-------- Textauszug --------

Foto: Nabu, J. Borris
Der Wolf in Baden-Württemberg
Fast 100 Jahre lang war nicht nur Baden-Württemberg, sondern ganz Deutschland frei von Wölfen. Doch nun sind die Tiere zurück - und erhitzen die Gemüter. Andreas Wolf vom MORITZ hat sich auf die Spur der Wölfe begeben, um herauszufinden, ob ihr schlechter Ruf gerechtfertigt ist.

-------- Auszüge der Einträge --------

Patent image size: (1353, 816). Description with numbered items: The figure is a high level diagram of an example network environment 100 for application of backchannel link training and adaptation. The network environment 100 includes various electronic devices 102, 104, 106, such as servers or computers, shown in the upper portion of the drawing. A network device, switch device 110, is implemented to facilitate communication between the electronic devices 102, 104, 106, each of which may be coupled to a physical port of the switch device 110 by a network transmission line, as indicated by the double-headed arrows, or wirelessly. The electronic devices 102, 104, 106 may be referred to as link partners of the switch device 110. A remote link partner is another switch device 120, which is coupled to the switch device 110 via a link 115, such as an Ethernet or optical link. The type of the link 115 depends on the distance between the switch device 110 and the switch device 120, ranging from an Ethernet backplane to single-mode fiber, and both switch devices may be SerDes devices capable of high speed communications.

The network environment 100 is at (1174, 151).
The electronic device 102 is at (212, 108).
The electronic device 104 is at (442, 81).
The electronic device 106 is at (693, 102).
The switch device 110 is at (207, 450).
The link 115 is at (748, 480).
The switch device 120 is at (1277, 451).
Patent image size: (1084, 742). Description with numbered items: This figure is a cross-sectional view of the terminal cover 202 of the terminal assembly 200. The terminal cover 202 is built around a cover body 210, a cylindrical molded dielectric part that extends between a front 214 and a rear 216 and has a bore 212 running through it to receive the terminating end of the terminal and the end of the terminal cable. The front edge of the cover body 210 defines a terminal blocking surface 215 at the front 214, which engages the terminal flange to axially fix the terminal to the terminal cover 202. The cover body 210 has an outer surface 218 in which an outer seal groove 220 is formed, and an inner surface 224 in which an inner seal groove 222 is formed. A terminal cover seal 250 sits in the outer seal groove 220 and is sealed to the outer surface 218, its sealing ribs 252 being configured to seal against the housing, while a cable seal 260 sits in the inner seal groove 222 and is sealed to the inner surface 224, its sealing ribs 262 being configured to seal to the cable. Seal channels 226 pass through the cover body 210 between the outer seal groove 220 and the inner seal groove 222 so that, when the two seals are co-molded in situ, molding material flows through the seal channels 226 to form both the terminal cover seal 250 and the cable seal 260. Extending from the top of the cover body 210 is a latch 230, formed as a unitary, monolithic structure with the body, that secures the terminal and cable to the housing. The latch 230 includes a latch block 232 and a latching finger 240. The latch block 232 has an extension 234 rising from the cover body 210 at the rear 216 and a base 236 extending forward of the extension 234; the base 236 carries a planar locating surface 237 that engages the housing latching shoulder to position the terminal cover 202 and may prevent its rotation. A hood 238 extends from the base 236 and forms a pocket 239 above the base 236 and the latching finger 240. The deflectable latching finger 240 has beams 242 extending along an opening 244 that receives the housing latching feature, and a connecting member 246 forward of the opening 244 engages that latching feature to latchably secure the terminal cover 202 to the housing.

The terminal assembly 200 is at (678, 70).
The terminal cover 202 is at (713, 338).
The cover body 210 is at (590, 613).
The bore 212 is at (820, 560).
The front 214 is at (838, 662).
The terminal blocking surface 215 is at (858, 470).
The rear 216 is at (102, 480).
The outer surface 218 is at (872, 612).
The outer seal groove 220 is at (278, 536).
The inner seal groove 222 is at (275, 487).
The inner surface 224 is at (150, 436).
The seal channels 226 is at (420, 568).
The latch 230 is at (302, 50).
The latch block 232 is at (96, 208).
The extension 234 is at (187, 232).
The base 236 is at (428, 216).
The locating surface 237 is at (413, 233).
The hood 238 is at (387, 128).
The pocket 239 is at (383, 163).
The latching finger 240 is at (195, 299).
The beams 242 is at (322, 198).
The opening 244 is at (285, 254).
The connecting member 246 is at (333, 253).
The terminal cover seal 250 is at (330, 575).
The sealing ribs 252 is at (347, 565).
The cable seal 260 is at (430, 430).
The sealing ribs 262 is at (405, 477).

--------

• Kurze Aufgabe 1:
Aktualisieren Sie im Textauszug den Abschnitt, der mit den Worten „Foto: Nabu, J.“ beginnt und mit „Ruf gerechtfertigt ist.“ endet: Geben Sie ihn erneut wieder und ersetzen Sie dabei „Tiere“ durch „Raubtiere“.
• Kurze Aufgabe 2:
Wie lange war Deutschland laut dem Textauszug über den Wolf in Baden-Württemberg frei von Wölfen?

• Antwort 1:
Foto: Nabu, J. Borris
Der Wolf in Baden-Württemberg
Fast 100 Jahre lang war nicht nur Baden-Württemberg, sondern ganz Deutschland frei von Wölfen. Doch nun sind die Raubtiere zurück - und erhitzen die Gemüter. Andreas Wolf vom MORITZ hat sich auf die Spur der Wölfe begeben, um herauszufinden, ob ihr schlechter Ruf gerechtfertigt ist.

• Antwort 2:
Fast 100 Jahre lang.